* Start *
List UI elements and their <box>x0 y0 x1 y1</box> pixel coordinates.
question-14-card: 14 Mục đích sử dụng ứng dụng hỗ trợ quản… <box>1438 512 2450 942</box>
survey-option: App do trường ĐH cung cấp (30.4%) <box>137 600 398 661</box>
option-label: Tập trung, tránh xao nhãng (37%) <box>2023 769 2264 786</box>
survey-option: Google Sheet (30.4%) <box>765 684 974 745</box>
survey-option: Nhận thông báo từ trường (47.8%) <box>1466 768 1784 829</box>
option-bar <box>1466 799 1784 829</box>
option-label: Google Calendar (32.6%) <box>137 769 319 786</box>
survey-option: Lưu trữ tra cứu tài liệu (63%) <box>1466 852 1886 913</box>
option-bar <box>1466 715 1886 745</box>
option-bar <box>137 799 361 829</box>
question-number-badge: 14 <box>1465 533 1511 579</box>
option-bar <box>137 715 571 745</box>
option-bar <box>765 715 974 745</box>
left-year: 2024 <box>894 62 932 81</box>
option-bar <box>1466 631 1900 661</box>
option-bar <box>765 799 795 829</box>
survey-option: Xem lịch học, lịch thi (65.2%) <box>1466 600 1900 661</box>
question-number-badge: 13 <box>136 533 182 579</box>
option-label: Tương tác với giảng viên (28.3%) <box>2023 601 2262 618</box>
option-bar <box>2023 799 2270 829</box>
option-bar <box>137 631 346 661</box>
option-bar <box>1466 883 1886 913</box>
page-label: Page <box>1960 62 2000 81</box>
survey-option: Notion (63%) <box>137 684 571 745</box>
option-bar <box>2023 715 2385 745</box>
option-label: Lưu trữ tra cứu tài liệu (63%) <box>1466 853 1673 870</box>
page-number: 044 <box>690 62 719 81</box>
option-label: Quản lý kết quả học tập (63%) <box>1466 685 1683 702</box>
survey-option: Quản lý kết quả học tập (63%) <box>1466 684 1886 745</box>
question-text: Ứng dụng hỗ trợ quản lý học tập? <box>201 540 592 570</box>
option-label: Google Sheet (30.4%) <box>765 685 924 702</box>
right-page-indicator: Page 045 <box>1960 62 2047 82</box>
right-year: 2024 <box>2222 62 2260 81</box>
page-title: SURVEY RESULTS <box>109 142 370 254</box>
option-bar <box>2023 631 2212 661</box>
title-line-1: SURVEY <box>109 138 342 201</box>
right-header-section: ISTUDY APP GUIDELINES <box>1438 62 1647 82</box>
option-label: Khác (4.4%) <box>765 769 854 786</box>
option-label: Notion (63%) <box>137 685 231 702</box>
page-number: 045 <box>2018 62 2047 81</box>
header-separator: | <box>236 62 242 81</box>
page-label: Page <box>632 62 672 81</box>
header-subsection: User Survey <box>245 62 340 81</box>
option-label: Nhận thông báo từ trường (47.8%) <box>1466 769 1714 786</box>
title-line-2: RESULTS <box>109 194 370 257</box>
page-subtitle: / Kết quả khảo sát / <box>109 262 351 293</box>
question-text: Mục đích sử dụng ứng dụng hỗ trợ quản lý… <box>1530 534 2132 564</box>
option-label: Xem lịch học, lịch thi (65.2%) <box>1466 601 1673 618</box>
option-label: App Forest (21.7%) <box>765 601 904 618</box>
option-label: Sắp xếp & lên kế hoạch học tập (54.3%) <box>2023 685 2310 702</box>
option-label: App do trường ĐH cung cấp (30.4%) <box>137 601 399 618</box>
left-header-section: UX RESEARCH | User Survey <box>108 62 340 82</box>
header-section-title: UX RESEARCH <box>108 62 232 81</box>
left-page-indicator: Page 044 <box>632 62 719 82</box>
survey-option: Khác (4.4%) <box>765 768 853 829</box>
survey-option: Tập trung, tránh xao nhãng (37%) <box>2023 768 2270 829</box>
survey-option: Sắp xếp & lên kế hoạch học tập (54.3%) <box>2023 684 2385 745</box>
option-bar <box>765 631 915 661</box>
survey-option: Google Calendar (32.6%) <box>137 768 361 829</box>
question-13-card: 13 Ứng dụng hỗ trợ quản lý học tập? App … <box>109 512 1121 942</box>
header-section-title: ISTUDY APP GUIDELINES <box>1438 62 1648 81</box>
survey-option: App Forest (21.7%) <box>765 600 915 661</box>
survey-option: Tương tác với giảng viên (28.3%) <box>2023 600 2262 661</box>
* End *
● Objective:
Quote the records verbatim from their first line through the line containing "survey-option: App do", including both of those lines.

● Result:
List UI elements and their <box>x0 y0 x1 y1</box> pixel coordinates.
question-14-card: 14 Mục đích sử dụng ứng dụng hỗ trợ quản… <box>1438 512 2450 942</box>
survey-option: App do trường ĐH cung cấp (30.4%) <box>137 600 398 661</box>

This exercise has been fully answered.